Your task
Copy every line of the listing that holds the string "content".

Dataset listings of figures
....
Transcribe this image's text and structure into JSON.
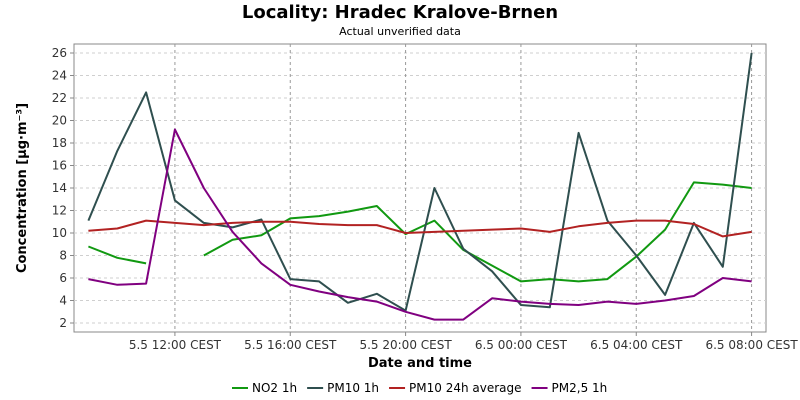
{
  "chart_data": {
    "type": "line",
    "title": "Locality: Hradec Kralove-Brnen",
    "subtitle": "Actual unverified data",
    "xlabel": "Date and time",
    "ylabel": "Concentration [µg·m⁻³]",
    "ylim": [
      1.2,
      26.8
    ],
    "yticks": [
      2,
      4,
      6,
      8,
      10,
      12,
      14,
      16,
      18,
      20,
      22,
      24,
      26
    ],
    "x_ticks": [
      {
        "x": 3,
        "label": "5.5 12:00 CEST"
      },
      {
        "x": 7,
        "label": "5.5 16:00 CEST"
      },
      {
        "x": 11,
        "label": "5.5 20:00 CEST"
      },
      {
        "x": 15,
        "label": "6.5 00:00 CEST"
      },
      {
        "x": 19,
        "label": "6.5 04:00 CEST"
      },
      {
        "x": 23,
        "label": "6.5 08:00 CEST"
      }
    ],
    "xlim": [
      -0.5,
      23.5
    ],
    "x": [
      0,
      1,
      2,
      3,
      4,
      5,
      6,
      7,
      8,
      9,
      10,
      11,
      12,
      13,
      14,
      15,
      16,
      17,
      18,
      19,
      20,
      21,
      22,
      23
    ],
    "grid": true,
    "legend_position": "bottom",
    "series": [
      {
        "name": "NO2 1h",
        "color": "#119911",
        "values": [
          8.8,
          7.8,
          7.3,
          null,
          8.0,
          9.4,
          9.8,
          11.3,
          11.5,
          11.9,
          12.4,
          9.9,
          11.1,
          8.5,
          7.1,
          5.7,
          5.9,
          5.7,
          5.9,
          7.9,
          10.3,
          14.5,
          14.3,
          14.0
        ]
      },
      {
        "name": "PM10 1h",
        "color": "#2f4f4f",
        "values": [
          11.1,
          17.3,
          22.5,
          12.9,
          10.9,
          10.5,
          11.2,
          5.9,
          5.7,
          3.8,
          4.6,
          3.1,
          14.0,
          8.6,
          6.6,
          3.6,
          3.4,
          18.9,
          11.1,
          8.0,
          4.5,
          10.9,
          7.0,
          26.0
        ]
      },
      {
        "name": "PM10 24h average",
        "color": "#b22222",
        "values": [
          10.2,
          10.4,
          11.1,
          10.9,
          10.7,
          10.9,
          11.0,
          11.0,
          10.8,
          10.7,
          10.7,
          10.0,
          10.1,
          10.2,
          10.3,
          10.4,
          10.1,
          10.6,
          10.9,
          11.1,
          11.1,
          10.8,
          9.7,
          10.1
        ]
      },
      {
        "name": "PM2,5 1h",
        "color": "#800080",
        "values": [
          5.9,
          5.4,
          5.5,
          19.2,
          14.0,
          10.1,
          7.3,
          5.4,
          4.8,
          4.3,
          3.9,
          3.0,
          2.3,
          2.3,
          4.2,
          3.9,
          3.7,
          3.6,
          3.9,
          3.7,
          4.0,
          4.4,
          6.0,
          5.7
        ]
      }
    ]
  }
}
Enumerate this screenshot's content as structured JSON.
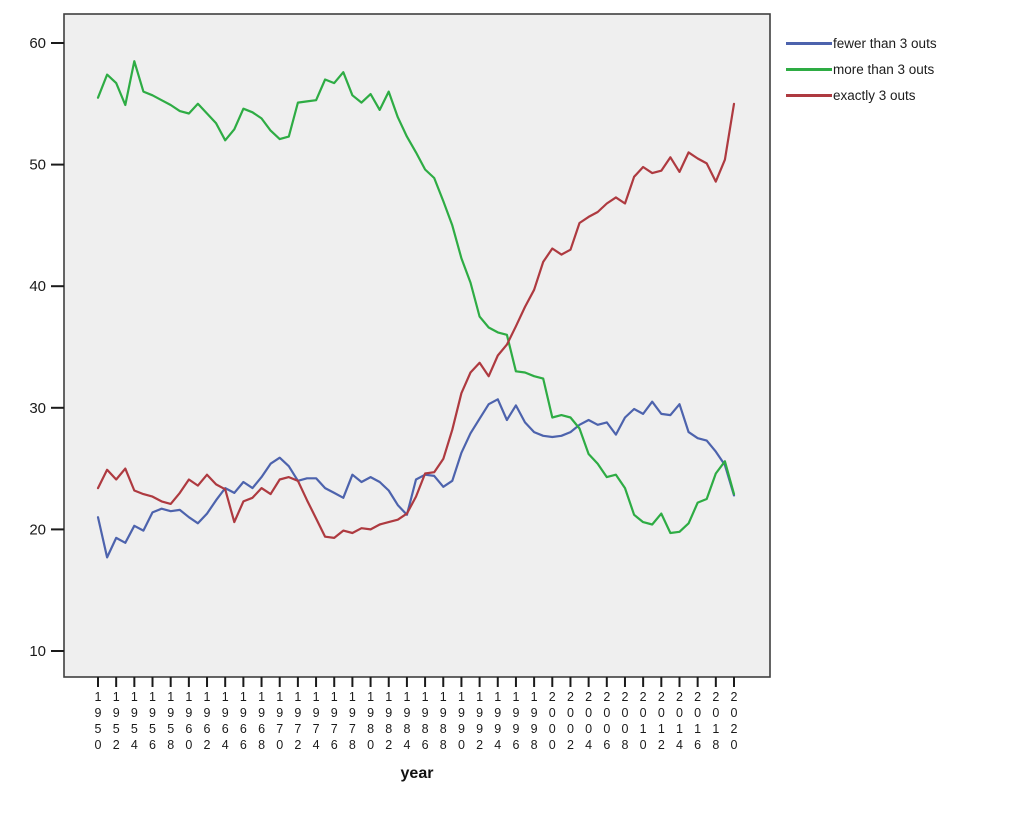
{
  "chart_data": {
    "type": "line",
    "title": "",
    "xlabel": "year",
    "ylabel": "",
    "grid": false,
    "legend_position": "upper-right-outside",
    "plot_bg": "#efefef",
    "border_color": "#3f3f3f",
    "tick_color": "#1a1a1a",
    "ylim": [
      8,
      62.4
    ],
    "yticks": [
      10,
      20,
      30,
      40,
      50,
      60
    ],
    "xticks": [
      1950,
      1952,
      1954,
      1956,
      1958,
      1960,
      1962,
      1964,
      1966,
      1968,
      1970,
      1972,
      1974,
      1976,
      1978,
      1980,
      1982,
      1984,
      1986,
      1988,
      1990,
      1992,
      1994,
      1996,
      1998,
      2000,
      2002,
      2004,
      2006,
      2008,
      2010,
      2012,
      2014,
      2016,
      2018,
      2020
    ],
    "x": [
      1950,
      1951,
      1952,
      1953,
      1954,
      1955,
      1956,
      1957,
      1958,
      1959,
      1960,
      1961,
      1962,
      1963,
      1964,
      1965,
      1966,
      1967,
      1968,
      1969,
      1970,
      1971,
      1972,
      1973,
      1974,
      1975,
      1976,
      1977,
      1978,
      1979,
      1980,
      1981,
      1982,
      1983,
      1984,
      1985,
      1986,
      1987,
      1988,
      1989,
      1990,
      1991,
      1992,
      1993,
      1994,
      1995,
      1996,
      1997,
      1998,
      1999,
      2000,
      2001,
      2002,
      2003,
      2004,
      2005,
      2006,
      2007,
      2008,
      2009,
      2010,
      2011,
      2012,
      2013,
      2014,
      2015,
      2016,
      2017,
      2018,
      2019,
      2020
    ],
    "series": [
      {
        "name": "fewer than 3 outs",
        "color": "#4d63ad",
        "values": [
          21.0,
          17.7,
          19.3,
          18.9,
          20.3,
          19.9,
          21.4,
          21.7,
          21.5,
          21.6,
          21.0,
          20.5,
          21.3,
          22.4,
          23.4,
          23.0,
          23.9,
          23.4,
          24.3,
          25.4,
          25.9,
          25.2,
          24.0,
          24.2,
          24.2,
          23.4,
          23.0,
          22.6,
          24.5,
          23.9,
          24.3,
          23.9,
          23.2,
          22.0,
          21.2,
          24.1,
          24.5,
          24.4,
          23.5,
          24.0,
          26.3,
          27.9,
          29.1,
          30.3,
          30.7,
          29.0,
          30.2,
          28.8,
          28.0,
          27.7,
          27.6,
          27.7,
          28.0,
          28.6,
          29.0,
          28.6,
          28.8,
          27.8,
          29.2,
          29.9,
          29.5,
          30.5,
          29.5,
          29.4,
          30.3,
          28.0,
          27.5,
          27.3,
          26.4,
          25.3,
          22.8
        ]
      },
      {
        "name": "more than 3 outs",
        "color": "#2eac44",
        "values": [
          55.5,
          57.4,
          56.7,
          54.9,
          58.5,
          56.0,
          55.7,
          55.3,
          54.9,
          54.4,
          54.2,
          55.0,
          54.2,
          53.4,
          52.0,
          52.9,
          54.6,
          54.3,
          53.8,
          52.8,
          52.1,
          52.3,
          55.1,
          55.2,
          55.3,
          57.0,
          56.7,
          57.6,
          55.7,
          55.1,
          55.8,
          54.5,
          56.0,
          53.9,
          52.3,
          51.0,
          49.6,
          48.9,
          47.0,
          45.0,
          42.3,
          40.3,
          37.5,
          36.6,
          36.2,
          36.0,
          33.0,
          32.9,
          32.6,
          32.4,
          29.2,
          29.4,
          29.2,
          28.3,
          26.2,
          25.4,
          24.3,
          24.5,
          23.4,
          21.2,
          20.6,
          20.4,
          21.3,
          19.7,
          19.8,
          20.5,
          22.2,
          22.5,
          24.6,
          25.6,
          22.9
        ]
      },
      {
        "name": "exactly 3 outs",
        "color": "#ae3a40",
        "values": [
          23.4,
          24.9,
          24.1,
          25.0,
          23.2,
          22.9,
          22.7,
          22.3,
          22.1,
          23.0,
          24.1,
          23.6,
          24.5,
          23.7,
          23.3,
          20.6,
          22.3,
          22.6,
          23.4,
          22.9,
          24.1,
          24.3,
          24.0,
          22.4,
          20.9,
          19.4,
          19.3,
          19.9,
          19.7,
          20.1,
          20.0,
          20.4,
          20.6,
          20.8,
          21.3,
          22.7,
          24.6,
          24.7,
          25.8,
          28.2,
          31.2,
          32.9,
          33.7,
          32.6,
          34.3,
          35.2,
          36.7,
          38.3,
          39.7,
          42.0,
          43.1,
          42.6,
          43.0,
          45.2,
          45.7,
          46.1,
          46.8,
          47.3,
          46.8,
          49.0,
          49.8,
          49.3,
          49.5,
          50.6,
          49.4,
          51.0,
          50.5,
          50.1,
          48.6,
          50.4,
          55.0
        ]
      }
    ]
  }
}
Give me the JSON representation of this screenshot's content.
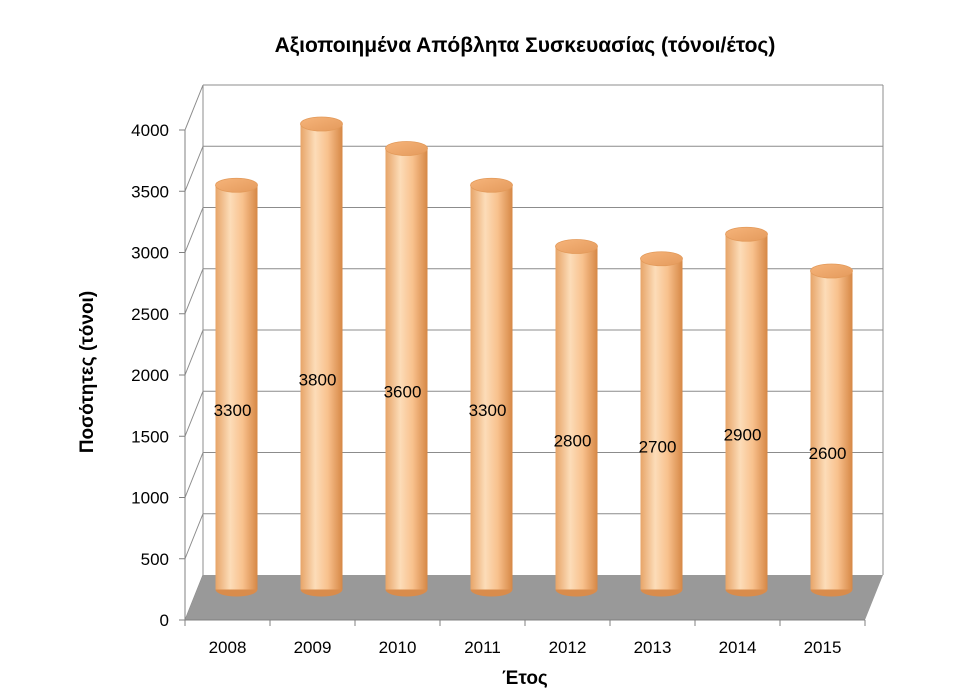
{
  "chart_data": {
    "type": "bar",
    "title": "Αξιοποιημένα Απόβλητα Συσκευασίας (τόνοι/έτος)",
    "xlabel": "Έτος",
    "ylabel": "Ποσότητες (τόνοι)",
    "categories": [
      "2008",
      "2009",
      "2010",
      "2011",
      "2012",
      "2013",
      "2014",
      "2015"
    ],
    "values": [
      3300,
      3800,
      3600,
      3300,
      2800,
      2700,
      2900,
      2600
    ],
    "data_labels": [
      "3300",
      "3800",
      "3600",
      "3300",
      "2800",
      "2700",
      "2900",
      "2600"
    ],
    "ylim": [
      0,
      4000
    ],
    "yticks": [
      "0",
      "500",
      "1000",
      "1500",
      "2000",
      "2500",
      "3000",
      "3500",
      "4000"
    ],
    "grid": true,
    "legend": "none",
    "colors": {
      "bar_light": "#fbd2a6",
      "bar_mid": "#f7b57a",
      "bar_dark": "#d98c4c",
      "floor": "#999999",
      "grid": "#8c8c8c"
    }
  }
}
....
Problem solution
Enumerate this screenshot's content as structured JSON.
Give me the JSON representation of this screenshot's content.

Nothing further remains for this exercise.